■ Consigne:
Prolongez le texte ci-dessous sur le retour du virus en Chine à l'approche des fêtes, en reprenant juste après sa dernière phrase.

■ Extrait présenté:
# # # # # # #
En effet, les 407 millions de voyages ferroviaires anticipés sur la période du 28 janvier au 8 mars donnent des sueurs froides aux autorités. Plusieurs provinces et municipalités (Pékin, Shanghai, Guangdong, Zhejiang, Anhui…) ont déjà déconseillé à leurs habitants de rentrer dans leur région natale pour les fêtes, ou « uniquement lorsque c’est absolument nécessaire ». Si une partie de la population se dit prête à coopérer, la consigne passe mal auprès des travailleurs migrants et des étudiants qui redoutent de se voir une seconde fois privés de retrouvailles avec leur famille. « Peu importe la situation, cette année, je rentrerai voir mes proches », écrivait un internaute. La polémique autour des Chinois de la diaspora fait également son grand retour : « Ne sacrifiez pas les intérêts d’une majorité pour ceux d’une minorité. Il est plus important pour 1,4 milliard de Chinois d’être réunis avec leurs familles plutôt que de permettre à une petite classe de privilégiés vivant à l’étranger de revenir ». Les nouveaux foyers d’infection étant systématiquement imputés à une origine « étrangère » (russe dans le cas du Hebei), certains internautes suggèrent au gouvernement de suspendre temporairement tous les vols internationaux, comme en mars 2020, voire d’interrompre l’importation de produits étrangers. D’autres dénoncent la « gouvernance paresseuse » et le manque de flexibilité des autorités : « les cadres espèrent prévenir la transmission du virus en jugulant les flux de population. Ils ont traité de la même manière le problème de la pollution de l’air, en fermant les usines »…
C’est cette résurgence du virus dans plusieurs régions chinoises qui a été avancée pour en partie justifier le fait que les 10 experts envoyés par l’Organisation mondiale de la santé (OMS) enquêter sur les origines du virus n’aient toujours pas obtenu leur visa pour entrer sur le territoire chinois. Les scientifiques devaient arriver début janvier 2021 pour une mission de six semaines, dont deux en quarantaine à l’arrivée.
# # # # # # #
■ Données sources:
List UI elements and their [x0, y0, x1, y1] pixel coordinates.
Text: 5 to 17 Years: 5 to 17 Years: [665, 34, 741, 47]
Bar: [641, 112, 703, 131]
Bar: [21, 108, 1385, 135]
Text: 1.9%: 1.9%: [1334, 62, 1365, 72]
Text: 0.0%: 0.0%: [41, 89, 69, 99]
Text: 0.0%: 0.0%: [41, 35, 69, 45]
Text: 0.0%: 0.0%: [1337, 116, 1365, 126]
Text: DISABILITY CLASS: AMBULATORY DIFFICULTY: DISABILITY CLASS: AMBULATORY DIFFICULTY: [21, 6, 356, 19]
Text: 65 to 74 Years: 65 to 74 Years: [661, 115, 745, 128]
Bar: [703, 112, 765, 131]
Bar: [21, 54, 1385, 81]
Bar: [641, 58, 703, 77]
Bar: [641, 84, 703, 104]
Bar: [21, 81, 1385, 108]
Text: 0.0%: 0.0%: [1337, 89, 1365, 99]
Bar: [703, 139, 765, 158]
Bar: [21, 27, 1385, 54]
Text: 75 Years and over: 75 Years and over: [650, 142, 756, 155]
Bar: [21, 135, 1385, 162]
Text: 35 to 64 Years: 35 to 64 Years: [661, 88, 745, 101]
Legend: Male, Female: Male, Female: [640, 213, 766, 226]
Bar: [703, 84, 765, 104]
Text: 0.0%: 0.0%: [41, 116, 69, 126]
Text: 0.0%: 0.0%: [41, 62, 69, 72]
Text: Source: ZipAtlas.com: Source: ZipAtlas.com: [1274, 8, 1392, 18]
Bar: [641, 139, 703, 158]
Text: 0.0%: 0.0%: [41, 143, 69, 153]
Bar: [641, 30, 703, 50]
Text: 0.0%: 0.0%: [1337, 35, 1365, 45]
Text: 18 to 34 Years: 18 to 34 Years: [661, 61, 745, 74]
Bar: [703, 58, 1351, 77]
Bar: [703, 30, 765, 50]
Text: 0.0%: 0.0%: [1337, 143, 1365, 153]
# # # # # # #
■ Réponse:
« Nos meilleurs experts sont actuellement mobilisés par de multiples petits foyers d’infection, expliquait la porte-parole du ministère des Affaires étrangères Hua Chunying, je n’accorderais pas trop d’importance à ce contretemps ». Elle ajoutait néanmoins : « si vous voulez vous inviter chez quelqu’un, vous devez préalablement prendre rendez-vous, non » ? L’OMS négocie pourtant cette mission avec le gouvernement chinois depuis plus de six mois. Pékin sait pertinemment que cette enquête est attendue par le monde entier, mais ne cesse de retarder son échéance… La Chine aurait-elle besoin de plus temps pour achever ses préparatifs ? Certains signes laissent en tout cas entrevoir que Pékin prépare activement l’arrivée de ces experts étrangers – finalement annoncée pour le 14 janvier – comme cette étude du Centre national de prévention des maladies (CDC) publiée fin décembre. En analysant le taux d’anticorps détecté au sein de la population à Wuhan (4,43%), le CDC évalue à un demi-million le nombre de personnes contaminées. C’est dix fois plus que le nombre de cas officiellement confirmés (50 340 malades). C’est également l’estimation qui avait été avancée par le magazine Caixin dès mai 2020. Ces chiffres étaient donc très probablement connus du gouvernement des mois plus tôt. Toutefois, le fait qu’ils soient dévoilés aujourd’hui démontre que Pékin est bien conscient que ce blocage ne sert en rien son image et que quelques concessions de transparence quant aux circonstances de l’émergence du foyer initial de la pandémie seront nécessaires pour satisfaire l’opinion internationale.